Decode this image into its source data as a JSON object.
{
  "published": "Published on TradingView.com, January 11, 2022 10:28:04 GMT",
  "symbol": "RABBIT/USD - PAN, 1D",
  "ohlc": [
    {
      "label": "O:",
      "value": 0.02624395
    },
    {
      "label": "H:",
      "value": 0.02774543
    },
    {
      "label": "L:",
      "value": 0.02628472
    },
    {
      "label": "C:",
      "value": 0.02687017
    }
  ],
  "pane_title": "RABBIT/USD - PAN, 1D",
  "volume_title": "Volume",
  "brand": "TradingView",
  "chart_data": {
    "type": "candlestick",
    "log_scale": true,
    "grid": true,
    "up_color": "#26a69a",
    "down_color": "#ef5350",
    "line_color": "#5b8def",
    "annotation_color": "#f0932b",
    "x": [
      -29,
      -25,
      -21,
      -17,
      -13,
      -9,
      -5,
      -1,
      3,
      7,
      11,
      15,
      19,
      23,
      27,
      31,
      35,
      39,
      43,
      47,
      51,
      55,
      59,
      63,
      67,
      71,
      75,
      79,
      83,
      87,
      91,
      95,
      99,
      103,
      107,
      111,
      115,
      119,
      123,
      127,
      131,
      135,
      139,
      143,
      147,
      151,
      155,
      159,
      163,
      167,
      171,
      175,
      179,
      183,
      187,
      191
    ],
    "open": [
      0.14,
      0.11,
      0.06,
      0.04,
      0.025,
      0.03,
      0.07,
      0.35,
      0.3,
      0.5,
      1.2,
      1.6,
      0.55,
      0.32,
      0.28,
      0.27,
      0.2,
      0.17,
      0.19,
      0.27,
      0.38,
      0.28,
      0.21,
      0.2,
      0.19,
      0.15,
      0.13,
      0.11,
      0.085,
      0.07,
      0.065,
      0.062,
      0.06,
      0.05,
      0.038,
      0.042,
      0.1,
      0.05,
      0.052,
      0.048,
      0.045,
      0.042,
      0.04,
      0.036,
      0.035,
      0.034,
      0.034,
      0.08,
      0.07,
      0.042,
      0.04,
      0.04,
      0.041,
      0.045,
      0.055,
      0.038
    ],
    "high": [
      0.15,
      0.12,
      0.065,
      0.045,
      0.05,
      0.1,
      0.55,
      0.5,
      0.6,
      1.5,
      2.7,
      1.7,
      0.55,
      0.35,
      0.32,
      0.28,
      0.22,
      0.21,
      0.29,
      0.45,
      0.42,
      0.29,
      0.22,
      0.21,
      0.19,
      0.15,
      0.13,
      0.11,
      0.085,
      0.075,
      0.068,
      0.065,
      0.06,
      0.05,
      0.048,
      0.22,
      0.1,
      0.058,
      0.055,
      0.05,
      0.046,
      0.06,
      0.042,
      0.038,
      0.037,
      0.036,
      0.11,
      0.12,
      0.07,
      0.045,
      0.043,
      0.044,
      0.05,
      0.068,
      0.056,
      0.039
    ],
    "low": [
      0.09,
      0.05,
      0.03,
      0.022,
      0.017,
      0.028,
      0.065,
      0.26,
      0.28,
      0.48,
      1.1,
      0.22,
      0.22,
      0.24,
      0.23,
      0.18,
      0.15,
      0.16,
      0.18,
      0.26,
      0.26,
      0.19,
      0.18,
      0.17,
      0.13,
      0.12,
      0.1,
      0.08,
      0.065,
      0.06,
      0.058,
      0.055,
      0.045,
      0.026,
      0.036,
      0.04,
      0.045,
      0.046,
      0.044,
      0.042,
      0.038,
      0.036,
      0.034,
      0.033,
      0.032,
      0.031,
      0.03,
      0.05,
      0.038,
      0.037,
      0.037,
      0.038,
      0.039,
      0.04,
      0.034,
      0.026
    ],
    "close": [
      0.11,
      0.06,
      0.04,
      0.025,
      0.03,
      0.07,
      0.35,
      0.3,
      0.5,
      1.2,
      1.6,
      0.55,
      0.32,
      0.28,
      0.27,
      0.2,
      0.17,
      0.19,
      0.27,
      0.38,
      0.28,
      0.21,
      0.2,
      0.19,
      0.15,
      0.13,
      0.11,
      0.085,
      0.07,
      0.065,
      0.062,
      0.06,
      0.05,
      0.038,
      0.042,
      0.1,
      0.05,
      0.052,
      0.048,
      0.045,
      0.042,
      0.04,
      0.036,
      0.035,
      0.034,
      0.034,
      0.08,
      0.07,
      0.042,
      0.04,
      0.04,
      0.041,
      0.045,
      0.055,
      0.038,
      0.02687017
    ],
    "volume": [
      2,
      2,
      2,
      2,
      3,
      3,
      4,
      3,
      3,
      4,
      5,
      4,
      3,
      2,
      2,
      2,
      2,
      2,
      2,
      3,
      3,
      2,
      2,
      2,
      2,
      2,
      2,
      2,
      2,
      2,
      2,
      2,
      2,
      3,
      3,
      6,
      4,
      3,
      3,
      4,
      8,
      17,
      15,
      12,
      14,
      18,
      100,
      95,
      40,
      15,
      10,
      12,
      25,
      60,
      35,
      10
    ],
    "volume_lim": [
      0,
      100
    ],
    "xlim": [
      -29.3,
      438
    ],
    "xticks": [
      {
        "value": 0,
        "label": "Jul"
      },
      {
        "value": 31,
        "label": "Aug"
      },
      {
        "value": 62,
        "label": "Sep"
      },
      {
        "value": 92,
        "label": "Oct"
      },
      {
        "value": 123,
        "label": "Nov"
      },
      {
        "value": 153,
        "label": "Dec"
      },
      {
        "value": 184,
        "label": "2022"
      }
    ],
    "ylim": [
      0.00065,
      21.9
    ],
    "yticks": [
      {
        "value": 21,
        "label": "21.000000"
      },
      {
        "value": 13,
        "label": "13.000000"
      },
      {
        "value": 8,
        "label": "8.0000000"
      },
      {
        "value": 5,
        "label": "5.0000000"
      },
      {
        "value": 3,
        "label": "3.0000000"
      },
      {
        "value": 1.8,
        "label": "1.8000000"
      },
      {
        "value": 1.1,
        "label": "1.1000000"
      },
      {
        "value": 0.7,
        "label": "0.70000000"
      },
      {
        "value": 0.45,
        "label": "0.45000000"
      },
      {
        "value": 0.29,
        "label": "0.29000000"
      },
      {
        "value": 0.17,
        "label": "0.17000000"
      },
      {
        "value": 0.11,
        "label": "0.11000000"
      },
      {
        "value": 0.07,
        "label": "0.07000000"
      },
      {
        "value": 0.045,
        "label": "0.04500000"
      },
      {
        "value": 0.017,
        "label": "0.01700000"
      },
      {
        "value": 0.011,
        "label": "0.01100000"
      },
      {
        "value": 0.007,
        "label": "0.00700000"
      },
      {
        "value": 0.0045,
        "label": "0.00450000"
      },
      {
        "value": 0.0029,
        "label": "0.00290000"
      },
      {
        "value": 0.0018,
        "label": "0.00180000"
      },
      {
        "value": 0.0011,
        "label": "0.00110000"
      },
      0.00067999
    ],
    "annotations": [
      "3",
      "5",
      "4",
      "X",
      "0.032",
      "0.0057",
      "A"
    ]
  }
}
____
(OBJECTIVE) Search the data above for the string "TradingView" and return every line that has it.

(EXERCISE RESPONSE)
  "published": "Published on TradingView.com, January 11, 2022 10:28:04 GMT",
  "brand": "TradingView",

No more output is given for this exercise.